- **What you will do**: Reduce the material below to its lines containing "experience".

- **Supplied information**:
______

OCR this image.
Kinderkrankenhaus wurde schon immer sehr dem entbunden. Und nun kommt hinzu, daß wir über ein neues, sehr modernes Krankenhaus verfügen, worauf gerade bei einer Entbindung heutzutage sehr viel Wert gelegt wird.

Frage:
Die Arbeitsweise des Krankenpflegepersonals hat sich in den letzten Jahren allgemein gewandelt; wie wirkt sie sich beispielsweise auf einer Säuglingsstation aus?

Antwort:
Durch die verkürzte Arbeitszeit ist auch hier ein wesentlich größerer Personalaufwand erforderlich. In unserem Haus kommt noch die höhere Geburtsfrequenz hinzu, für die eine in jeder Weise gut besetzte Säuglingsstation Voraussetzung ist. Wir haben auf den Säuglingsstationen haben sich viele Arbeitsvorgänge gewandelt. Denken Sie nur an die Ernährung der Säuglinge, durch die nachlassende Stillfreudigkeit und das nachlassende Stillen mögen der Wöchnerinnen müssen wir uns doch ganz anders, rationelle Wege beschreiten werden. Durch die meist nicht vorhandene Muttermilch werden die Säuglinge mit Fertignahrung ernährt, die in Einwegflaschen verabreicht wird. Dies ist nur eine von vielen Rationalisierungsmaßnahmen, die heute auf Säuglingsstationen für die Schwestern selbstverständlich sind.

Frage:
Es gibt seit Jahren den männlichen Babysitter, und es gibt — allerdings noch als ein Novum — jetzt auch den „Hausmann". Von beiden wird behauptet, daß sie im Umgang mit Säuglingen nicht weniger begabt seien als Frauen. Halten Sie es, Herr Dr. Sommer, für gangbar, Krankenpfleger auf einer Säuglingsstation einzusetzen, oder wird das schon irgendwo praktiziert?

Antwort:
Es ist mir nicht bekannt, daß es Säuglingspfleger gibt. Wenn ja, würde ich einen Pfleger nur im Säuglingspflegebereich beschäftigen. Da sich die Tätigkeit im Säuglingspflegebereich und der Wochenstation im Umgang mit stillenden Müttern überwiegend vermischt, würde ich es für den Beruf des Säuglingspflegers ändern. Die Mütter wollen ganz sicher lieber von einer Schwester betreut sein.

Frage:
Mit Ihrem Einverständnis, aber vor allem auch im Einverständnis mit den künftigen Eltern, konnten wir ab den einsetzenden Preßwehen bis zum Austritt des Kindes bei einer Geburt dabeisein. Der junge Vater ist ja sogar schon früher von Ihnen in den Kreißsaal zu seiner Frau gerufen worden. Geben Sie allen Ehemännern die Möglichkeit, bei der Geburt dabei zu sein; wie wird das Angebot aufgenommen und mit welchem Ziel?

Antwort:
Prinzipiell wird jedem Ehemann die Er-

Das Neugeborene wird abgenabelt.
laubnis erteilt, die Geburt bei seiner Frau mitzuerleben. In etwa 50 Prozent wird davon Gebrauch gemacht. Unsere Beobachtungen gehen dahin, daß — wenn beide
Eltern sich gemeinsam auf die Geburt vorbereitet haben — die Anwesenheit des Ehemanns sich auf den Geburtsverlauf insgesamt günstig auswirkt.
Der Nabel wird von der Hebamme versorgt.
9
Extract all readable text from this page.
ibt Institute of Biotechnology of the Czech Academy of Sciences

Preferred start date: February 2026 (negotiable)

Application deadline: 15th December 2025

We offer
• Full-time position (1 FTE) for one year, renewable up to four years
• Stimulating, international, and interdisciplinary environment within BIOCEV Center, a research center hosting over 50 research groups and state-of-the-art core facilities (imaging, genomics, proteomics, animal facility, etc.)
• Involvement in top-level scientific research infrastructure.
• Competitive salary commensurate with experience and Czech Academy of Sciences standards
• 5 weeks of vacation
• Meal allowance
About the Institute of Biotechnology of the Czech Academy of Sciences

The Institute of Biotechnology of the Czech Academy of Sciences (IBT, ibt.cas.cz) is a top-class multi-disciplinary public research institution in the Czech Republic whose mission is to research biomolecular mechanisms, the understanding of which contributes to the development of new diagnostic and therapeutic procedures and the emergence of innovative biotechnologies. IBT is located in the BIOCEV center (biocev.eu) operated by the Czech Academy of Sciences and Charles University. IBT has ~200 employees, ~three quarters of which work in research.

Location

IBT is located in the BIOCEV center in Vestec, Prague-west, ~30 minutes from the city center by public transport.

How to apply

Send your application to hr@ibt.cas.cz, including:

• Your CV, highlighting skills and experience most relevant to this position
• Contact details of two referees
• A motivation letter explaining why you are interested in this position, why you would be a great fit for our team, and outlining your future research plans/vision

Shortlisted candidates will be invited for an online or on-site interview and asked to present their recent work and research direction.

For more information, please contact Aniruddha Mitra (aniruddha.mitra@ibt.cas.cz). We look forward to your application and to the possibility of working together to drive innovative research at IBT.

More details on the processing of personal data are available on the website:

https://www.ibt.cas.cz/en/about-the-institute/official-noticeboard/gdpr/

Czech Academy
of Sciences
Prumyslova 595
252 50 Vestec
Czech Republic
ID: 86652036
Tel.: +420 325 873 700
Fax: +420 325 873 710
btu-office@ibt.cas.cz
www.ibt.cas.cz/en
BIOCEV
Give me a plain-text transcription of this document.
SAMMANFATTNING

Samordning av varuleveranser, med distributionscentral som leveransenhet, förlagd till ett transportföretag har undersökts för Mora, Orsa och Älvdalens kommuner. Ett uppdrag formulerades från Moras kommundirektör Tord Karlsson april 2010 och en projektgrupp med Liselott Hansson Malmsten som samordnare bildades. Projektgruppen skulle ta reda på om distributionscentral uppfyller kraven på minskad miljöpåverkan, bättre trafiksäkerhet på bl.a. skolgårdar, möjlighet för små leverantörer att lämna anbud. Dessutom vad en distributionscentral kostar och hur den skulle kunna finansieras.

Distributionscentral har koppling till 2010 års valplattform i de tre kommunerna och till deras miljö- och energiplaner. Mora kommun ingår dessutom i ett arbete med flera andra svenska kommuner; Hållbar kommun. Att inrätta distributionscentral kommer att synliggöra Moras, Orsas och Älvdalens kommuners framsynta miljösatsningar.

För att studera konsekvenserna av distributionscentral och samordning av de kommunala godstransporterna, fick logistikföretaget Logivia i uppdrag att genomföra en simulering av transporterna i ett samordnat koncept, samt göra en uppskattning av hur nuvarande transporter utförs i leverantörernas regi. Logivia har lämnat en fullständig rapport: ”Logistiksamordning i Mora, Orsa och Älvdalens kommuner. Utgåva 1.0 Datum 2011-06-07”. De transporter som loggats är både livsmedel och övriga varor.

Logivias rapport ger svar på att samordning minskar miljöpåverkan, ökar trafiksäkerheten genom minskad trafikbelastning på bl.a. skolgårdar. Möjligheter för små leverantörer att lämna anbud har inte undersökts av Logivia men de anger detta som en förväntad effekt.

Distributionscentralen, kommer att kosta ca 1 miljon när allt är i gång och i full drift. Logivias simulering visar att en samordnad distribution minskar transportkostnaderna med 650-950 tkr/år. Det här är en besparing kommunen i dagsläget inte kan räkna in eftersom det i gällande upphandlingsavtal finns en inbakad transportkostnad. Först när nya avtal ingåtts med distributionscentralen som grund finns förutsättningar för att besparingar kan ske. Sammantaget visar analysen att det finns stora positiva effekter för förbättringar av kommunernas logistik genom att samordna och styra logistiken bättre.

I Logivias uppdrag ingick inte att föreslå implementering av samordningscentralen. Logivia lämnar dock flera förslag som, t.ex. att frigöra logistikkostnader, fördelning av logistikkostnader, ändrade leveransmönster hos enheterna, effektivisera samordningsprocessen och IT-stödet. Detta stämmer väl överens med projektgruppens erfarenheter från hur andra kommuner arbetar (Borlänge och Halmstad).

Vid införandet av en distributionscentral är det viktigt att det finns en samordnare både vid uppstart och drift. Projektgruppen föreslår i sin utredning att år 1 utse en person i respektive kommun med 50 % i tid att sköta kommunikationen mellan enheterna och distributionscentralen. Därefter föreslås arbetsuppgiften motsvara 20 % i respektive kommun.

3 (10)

______

- **Solution to this exercise**:
• Competitive salary commensurate with experience and Czech Academy of Sciences standards
• Your CV, highlighting skills and experience most relevant to this position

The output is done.